-- TASK DIRECTIONS --
Report how many lines of the entries below contain the word "reliability", and nothing more.

>> begin DATASET

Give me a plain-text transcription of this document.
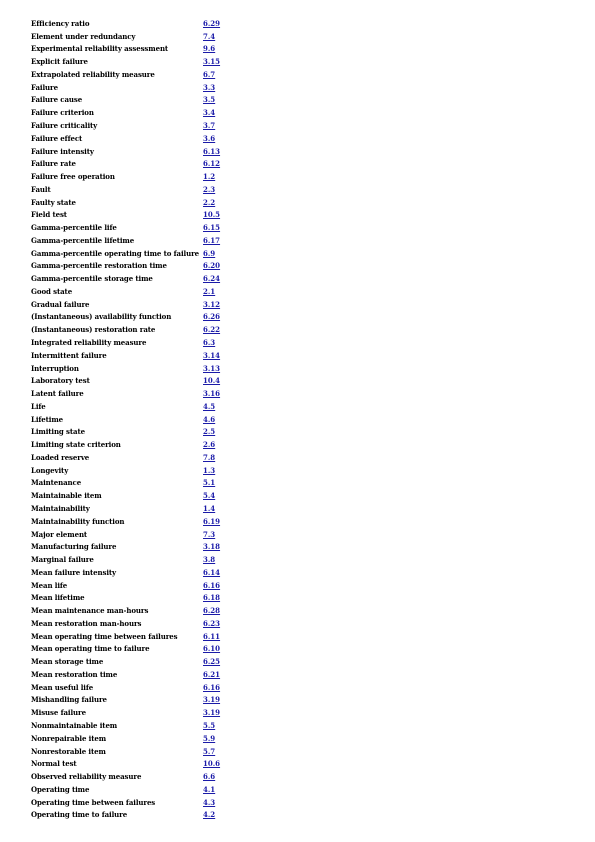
Efficiency ratio	6.29
Element under redundancy	7.4
Experimental reliability assessment	9.6
Explicit failure	3.15
Extrapolated reliability measure	6.7
Failure	3.3
Failure cause	3.5
Failure criterion	3.4
Failure criticality	3.7
Failure effect	3.6
Failure intensity	6.13
Failure rate	6.12
Failure free operation	1.2
Fault	2.3
Faulty state	2.2
Field test	10.5
Gamma-percentile life	6.15
Gamma-percentile lifetime	6.17
Gamma-percentile operating time to failure 6.9
Gamma-percentile restoration time	6.20
Gamma-percentile storage time	6.24
Good state	2.1
Gradual failure	3.12
(Instantaneous) availability function	6.26
(Instantaneous) restoration rate	6.22
Integrated reliability measure	6.3
Intermittent failure	3.14
Interruption	3.13
Laboratory test	10.4
Latent failure	3.16
Life	4.5
Lifetime	4.6
Limiting state	2.5
Limiting state criterion	2.6
Loaded reserve	7.8
Longevity	1.3
Maintenance	5.1
Maintainable item	5.4
Maintainability	1.4
Maintainability function	6.19
Major element	7.3
Manufacturing failure	3.18
Marginal failure	3.8
Mean failure intensity	6.14
Mean life	6.16
Mean lifetime	6.18
Mean maintenance man-hours	6.28
Mean restoration man-hours	6.23
Mean operating time between failures	6.11
Mean operating time to failure	6.10
Mean storage time	6.25
Mean restoration time	6.21
Mean useful life	6.16
Mishandling failure	3.19
Misuse failure	3.19
Nonmaintainable item	5.5
Nonrepairable item	5.9
Nonrestorable item	5.7
Normal test	10.6
Observed reliability measure	6.6
Operating time	4.1
Operating time between failures	4.3
Operating time to failure	4.2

>> end DATASET

-- THE COMPLETED TASK --
4